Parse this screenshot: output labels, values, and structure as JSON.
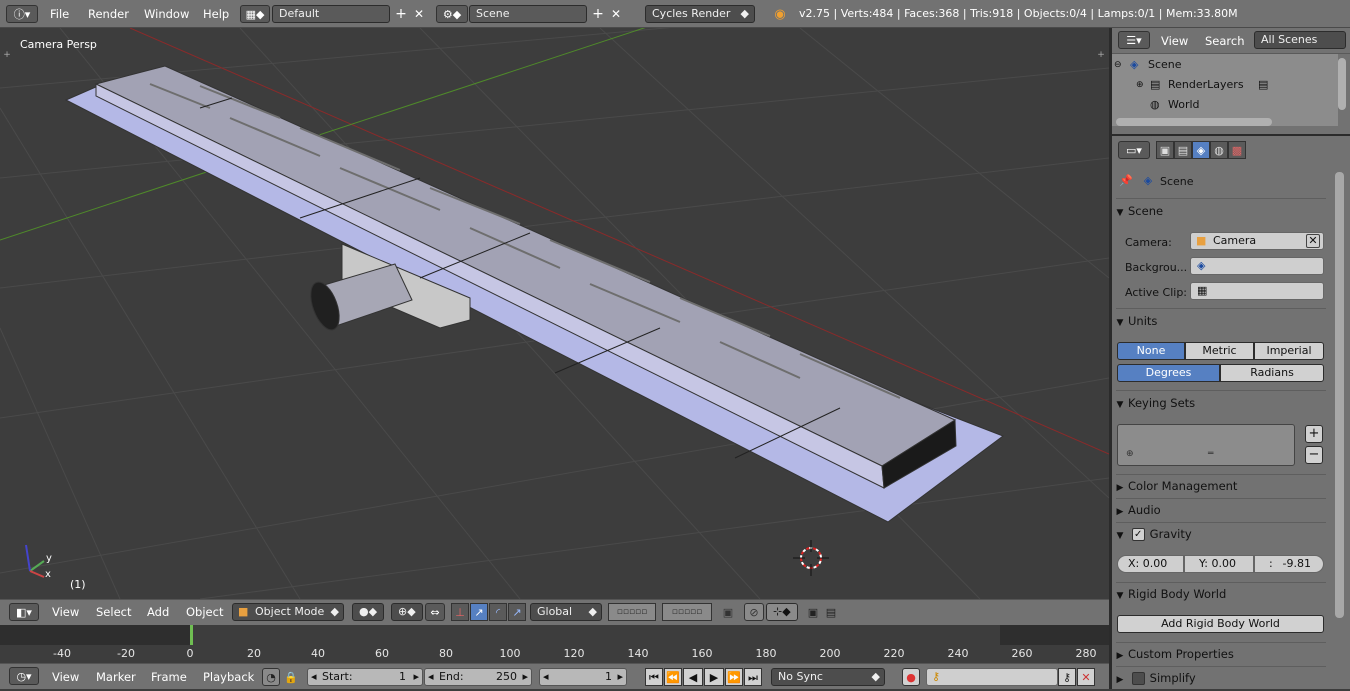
{
  "header": {
    "menus": [
      "File",
      "Render",
      "Window",
      "Help"
    ],
    "screen_layout": "Default",
    "scene": "Scene",
    "render_engine": "Cycles Render",
    "stats": "v2.75 | Verts:484 | Faces:368 | Tris:918 | Objects:0/4 | Lamps:0/1 | Mem:33.80M"
  },
  "viewport": {
    "label": "Camera Persp",
    "frame_label": "(1)",
    "axis_y": "y",
    "axis_x": "x",
    "header": {
      "menus": [
        "View",
        "Select",
        "Add",
        "Object"
      ],
      "mode": "Object Mode",
      "orientation": "Global"
    }
  },
  "timeline": {
    "ticks": [
      "-40",
      "-20",
      "0",
      "20",
      "40",
      "60",
      "80",
      "100",
      "120",
      "140",
      "160",
      "180",
      "200",
      "220",
      "240",
      "260",
      "280"
    ],
    "current_frame": 1,
    "menus": [
      "View",
      "Marker",
      "Frame",
      "Playback"
    ],
    "start_label": "Start:",
    "start_value": "1",
    "end_label": "End:",
    "end_value": "250",
    "frame_value": "1",
    "sync": "No Sync"
  },
  "outliner": {
    "menus": [
      "View",
      "Search"
    ],
    "filter": "All Scenes",
    "items": [
      "Scene",
      "RenderLayers",
      "World"
    ]
  },
  "properties": {
    "breadcrumb": "Scene",
    "scene_panel": {
      "title": "Scene",
      "camera_label": "Camera:",
      "camera_value": "Camera",
      "background_label": "Backgrou...",
      "clip_label": "Active Clip:"
    },
    "units_panel": {
      "title": "Units",
      "systems": [
        "None",
        "Metric",
        "Imperial"
      ],
      "rotation": [
        "Degrees",
        "Radians"
      ]
    },
    "keying_sets": {
      "title": "Keying Sets"
    },
    "color_management": "Color Management",
    "audio": "Audio",
    "gravity": {
      "title": "Gravity",
      "x": "X: 0.00",
      "y": "Y:  0.00",
      "z_label": ":",
      "z_value": "-9.81"
    },
    "rigid_body": {
      "title": "Rigid Body World",
      "button": "Add Rigid Body World"
    },
    "custom_properties": "Custom Properties",
    "simplify": "Simplify"
  },
  "colors": {
    "accent": "#5680c2",
    "viewport_bg": "#3d3d3d",
    "panel_bg": "#727272"
  }
}
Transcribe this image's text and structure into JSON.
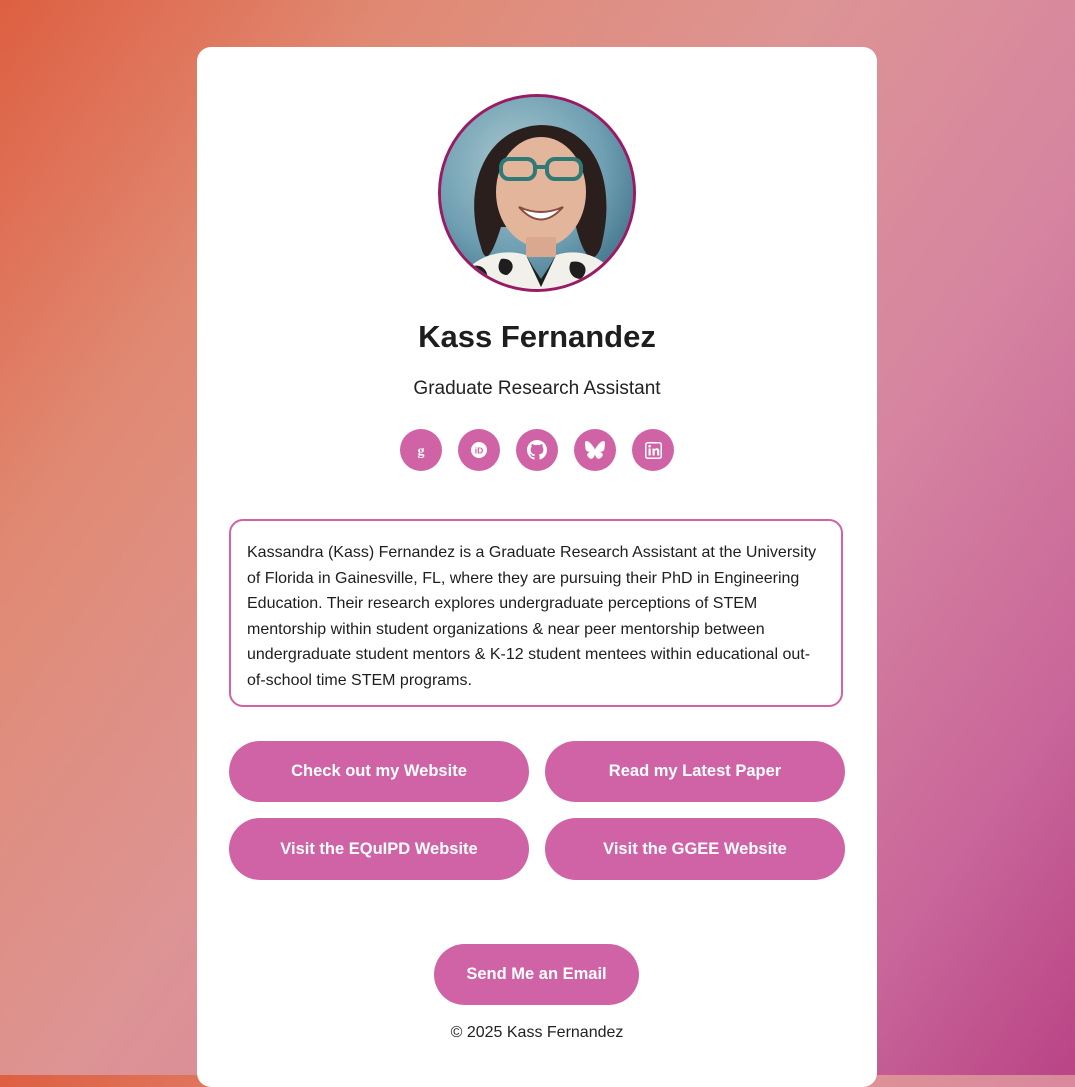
{
  "profile": {
    "name": "Kass Fernandez",
    "title": "Graduate Research Assistant",
    "bio": "Kassandra (Kass) Fernandez is a Graduate Research Assistant at the University of Florida in Gainesville, FL, where they are pursuing their PhD in Engineering Education. Their research explores undergraduate perceptions of STEM mentorship within student organizations & near peer mentorship between undergraduate student mentors & K-12 student mentees within educational out-of-school time STEM programs."
  },
  "social_links": [
    {
      "icon": "google-scholar-icon"
    },
    {
      "icon": "orcid-icon"
    },
    {
      "icon": "github-icon"
    },
    {
      "icon": "bluesky-icon"
    },
    {
      "icon": "linkedin-icon"
    }
  ],
  "buttons": {
    "website": "Check out my Website",
    "paper": "Read my Latest Paper",
    "equipd": "Visit the EQuIPD Website",
    "ggee": "Visit the GGEE Website",
    "email": "Send Me an Email"
  },
  "footer": {
    "copyright": "© 2025 Kass Fernandez"
  },
  "colors": {
    "accent": "#d062a6",
    "avatar_border": "#9c1a63",
    "background_start": "#de5f41",
    "background_end": "#b94486"
  }
}
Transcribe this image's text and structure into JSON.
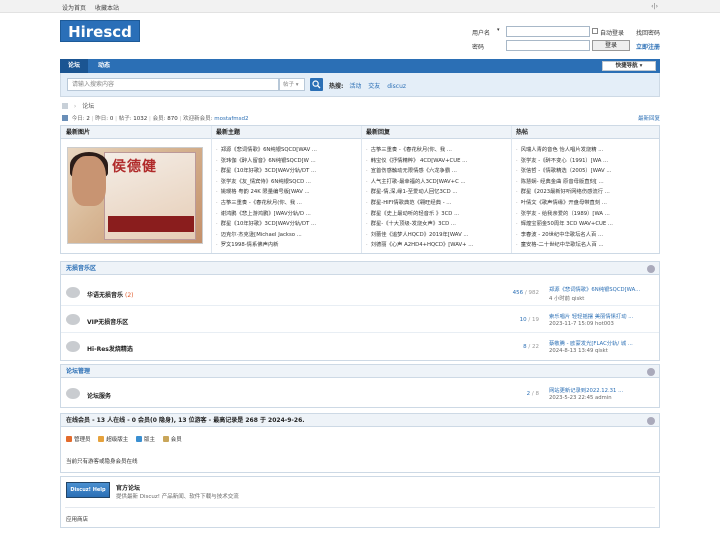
{
  "topbar": {
    "set_home": "设为首页",
    "bookmark": "收藏本站",
    "right_icon": "‹|›"
  },
  "logo": {
    "text": "Hirescd"
  },
  "login": {
    "username_label": "用户名",
    "password_label": "密码",
    "auto_login": "自动登录",
    "forgot": "找回密码",
    "login_btn": "登录",
    "register": "立即注册"
  },
  "nav": {
    "tabs": [
      "论坛",
      "动态"
    ],
    "quick": "快捷导航"
  },
  "search": {
    "placeholder": "请输入搜索内容",
    "type": "帖子",
    "hot_label": "热搜:",
    "hot": [
      "活动",
      "交友",
      "discuz"
    ]
  },
  "breadcrumb": {
    "home_icon": "home-icon",
    "sep": "›",
    "current": "论坛"
  },
  "stats": {
    "today_label": "今日:",
    "today": "2",
    "yesterday_label": "昨日:",
    "yesterday": "0",
    "posts_label": "帖子:",
    "posts": "1032",
    "members_label": "会员:",
    "members": "870",
    "welcome_label": "欢迎新会员:",
    "new_member": "mostafmsd2",
    "new_reply": "最新回复"
  },
  "grid": {
    "headers": [
      "最新图片",
      "最新主题",
      "最新回复",
      "热帖"
    ],
    "latest_topics": [
      "郑源《悲词情歌》6N纯银SQCD[WAV ...",
      "张玮伽《醉人留音》6N纯银SQCD[W ...",
      "群星《10年好歌》3CD[WAV分轨/DT ...",
      "张学友《友_情宾侍》6N纯银SQCD ...",
      "姚璎格 粤韵 24K 限量编号版[WAV ...",
      "古筝三重奏 -《春花秋月(你、我 ...",
      "谢鸿鹏《悲上游鸿鹏》[WAV分轨/D ...",
      "群星《10年好歌》3CD[WAV分轨/DT ...",
      "迈克尔·杰克逊[Michael Jackso ...",
      "罗文1998-情系佛声内新"
    ],
    "latest_replies": [
      "古筝三重奏 -《春花秋月(你、我 ...",
      "韩宝仪《抒情精粹》 4CD[WAV+CUE ...",
      "宣首伤感触动无限情感《六龙争霸 ...",
      "人气主打歌-最幸福的人3CD[WAV+C ...",
      "群星-情,深,缘1-至爱动人回忆3CD ...",
      "群星-HIFI情歌典范《翱旺经典 - ...",
      "群星《史上最动听的轻音乐 》3CD ...",
      "群星-《十大顶级-发烧女声》3CD ...",
      "刘蕾佳《追梦人HQCD》2019年[WAV ...",
      "刘德丽《心声 A2HD4+HQCD》[WAV+ ..."
    ],
    "hot_posts": [
      "风瑞人青的音色 怡人唱片发烧精 ...",
      "张学友 -《醉不变心（1991）[WA ...",
      "张信哲 -《情歌精选（2005）[WAV ...",
      "陈慧娴- 经典金曲 原音母版直刻[ ...",
      "群星《2023最新好听网络伤感流行 ...",
      "叶倩文《歌声情缘》开盘母带直刻 ...",
      "张学友 - 给我亲爱的（1989）[WA ...",
      "辉煌宝丽金50周年 3CD WAV+CUE ...",
      "李春波 - 20世纪中华歌坛名人百 ...",
      "童安格-二十世纪中华歌坛名人百 ..."
    ],
    "picture_text": "侯德健"
  },
  "sections": [
    {
      "title": "无损音乐区",
      "forums": [
        {
          "name": "华语无损音乐",
          "today": "(2)",
          "threads": "456",
          "posts": "982",
          "last": "郑源《悲词情歌》6N纯银SQCD[WA...",
          "time": "4 小时前 qiskt"
        },
        {
          "name": "VIP无损音乐区",
          "today": "",
          "threads": "10",
          "posts": "19",
          "last": "索乐唱片 轻轻摇摆 美丽情愫打动 ...",
          "time": "2023-11-7 15:09 hot003"
        },
        {
          "name": "Hi-Res发烧精选",
          "today": "",
          "threads": "8",
          "posts": "22",
          "last": "蔡敬腾 - 欧蒙发光[FLAC分轨/ 城 ...",
          "time": "2024-8-13 13:49 qiskt"
        }
      ]
    },
    {
      "title": "论坛管理",
      "forums": [
        {
          "name": "论坛服务",
          "today": "",
          "threads": "2",
          "posts": "8",
          "last": "网站更新记录到2022.12.31 ...",
          "time": "2023-5-23 22:45 admin"
        }
      ]
    }
  ],
  "online": {
    "title": "在线会员 - 13 人在线 - 0 会员(0 隐身), 13 位游客 - 最高记录是 268 于 2024-9-26.",
    "legend": [
      {
        "label": "管理员",
        "color": "#e36b2c"
      },
      {
        "label": "超级版主",
        "color": "#e6a23c"
      },
      {
        "label": "版主",
        "color": "#3a8fd1"
      },
      {
        "label": "会员",
        "color": "#c9a65a"
      }
    ],
    "note": "当前只有游客或隐身会员在线"
  },
  "links": {
    "logo_text": "Discuz! Help",
    "name": "官方论坛",
    "desc": "提供最新 Discuz! 产品新闻、软件下载与技术交流",
    "app": "应用商店"
  }
}
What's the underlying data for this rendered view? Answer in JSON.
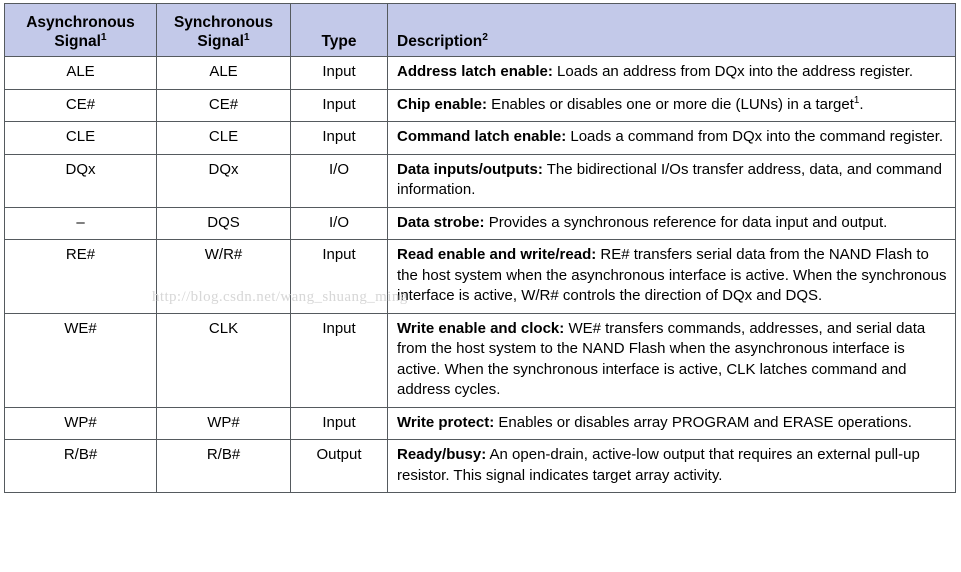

_TASK DESCRIPTION:_
Each line with the string "JSON" in it needs to be found and copied.

_RESULT:_
Parse this screenshot: output labels, values, and structure as JSON.
Transcribe this image's text and structure into JSON.
Transcribe this image's text and structure into JSON.
What's the underlying data for this rendered view? Answer in JSON.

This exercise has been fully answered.